The drug is a ‘game changer,’ says UCLA’s Dr. Antoni Ribas, the study’s principal investigator.
The U.S. Food and Drug Administration today (Sept.4) approved a new immunotherapy drug to treat advanced melanoma, signaling a paradigm shift in the way the deadly skin cancer is treated.
The drug, Keytruda, was tested on more than 600 patients who had melanoma that had spread throughout their bodies. Because so many of the patients in the early testing showed significant long-lasting responses, the study was continued and the FDA granted the drug “breakthrough therapy” status, allowing it to be fast-tracked for approval.
The largest phase one study in the history of oncology, the research was conducted at UCLA and 11 other sites in the U.S., Europe and Australia.
Keytruda, formerly known as MK-3475, is an antibody that targets a protein called PD-1 that is expressed by immune cells. The protein puts the immune system’s brakes on, keeping its T cells from recognizing and attacking cancer cells, said Dr. Antoni Ribas, the study’s principal investigator and a professor of medicine in the division of hematology–oncology at the David Geffen School of Medicine at UCLA.
For many years, when using immunotherapy to fight cancer, doctors’ strategy has been to bolster the immune system so it could kill the cancer cells. But the approach had limited success because PD-1 prevented the immune system from becoming active enough to attack the cancer. Keytruda, in effect, cuts the brake lines, freeing up the immune system to attack the cancer.
“This drug is a game changer, a very significant advance in the treatment of melanoma,” said Ribas, who also is a researcher at UCLA’s Jonsson Comprehensive Cancer Center. “For patients who have not responded to prior therapies, this drug now provides a very real chance to shrink their tumors and the hope of a lasting response to treatment.”

_ _ _

(Work instruction): Copy down the part of the Keytruda text between "Keytruda, formerly known" and "Medicine at UCLA.", inclusive. Rely only on the Keytruda text for this.

_ _ _

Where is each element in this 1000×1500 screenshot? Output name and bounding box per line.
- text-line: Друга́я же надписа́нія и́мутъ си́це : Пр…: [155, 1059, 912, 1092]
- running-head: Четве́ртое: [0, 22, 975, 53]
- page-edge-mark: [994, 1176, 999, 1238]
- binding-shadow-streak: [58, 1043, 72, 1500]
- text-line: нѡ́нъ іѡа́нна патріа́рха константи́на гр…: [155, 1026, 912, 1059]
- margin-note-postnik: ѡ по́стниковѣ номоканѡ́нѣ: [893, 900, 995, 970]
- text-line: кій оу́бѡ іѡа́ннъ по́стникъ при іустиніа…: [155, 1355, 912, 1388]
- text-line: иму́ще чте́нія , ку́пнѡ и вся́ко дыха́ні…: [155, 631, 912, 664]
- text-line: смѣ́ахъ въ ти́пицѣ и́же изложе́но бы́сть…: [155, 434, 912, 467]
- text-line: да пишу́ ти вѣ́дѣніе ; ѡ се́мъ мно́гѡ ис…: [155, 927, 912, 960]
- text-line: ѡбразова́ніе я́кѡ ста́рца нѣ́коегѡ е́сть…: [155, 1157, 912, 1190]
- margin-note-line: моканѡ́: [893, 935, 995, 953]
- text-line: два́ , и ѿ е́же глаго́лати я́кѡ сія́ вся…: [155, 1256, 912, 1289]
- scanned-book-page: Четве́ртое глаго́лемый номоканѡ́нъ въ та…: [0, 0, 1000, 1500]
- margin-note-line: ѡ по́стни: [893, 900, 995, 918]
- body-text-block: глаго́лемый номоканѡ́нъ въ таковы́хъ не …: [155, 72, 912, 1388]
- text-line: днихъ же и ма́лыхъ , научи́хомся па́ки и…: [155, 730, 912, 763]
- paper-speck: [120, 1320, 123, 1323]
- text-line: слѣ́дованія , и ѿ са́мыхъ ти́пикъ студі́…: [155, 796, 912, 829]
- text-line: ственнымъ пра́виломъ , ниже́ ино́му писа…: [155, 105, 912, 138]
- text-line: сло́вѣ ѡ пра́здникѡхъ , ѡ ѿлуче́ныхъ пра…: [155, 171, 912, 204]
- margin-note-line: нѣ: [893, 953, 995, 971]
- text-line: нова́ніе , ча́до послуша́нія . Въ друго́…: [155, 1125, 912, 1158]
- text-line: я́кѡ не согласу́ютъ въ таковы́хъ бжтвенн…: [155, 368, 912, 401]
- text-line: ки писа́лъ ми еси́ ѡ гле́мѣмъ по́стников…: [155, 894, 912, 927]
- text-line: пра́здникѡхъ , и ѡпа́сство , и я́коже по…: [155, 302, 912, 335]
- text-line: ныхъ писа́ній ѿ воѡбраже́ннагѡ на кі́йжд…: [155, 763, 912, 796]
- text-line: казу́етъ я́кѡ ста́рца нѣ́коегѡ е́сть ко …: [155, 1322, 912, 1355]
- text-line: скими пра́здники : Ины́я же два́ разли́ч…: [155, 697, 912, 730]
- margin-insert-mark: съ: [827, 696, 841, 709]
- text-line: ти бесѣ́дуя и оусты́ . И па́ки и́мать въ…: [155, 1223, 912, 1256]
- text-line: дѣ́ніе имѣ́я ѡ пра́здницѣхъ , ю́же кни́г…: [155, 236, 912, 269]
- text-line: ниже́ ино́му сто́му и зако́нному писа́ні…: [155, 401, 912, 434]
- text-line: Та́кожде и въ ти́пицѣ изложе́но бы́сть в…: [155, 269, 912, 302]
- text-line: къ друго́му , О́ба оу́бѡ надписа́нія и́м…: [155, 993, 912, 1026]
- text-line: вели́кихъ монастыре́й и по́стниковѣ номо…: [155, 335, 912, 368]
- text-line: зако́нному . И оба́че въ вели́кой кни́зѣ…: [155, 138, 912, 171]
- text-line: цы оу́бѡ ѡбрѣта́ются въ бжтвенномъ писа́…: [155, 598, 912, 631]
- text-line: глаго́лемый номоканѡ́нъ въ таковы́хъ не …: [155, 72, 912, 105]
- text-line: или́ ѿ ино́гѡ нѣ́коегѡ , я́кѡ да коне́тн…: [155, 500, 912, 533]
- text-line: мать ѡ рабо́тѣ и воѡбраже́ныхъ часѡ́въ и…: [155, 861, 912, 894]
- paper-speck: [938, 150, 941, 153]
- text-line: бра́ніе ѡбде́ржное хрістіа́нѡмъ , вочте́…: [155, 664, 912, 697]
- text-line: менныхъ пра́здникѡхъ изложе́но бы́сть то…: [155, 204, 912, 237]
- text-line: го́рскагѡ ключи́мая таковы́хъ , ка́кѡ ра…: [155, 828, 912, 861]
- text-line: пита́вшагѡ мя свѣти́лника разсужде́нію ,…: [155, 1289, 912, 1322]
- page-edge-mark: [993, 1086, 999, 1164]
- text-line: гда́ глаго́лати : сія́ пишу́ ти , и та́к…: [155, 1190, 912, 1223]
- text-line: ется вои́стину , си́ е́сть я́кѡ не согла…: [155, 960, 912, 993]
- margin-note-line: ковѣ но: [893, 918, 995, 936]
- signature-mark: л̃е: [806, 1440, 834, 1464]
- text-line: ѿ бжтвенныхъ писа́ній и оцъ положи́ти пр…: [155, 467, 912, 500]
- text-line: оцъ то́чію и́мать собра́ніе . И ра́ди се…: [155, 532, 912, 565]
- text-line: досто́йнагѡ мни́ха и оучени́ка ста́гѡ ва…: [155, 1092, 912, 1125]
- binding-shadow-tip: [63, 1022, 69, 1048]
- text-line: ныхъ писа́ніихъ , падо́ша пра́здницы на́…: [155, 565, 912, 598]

_ _ _

(Result):
Keytruda, formerly known as MK-3475, is an antibody that targets a protein called PD-1 that is expressed by immune cells. The protein puts the immune system’s brakes on, keeping its T cells from recognizing and attacking cancer cells, said Dr. Antoni Ribas, the study’s principal investigator and a professor of medicine in the division of hematology–oncology at the David Geffen School of Medicine at UCLA.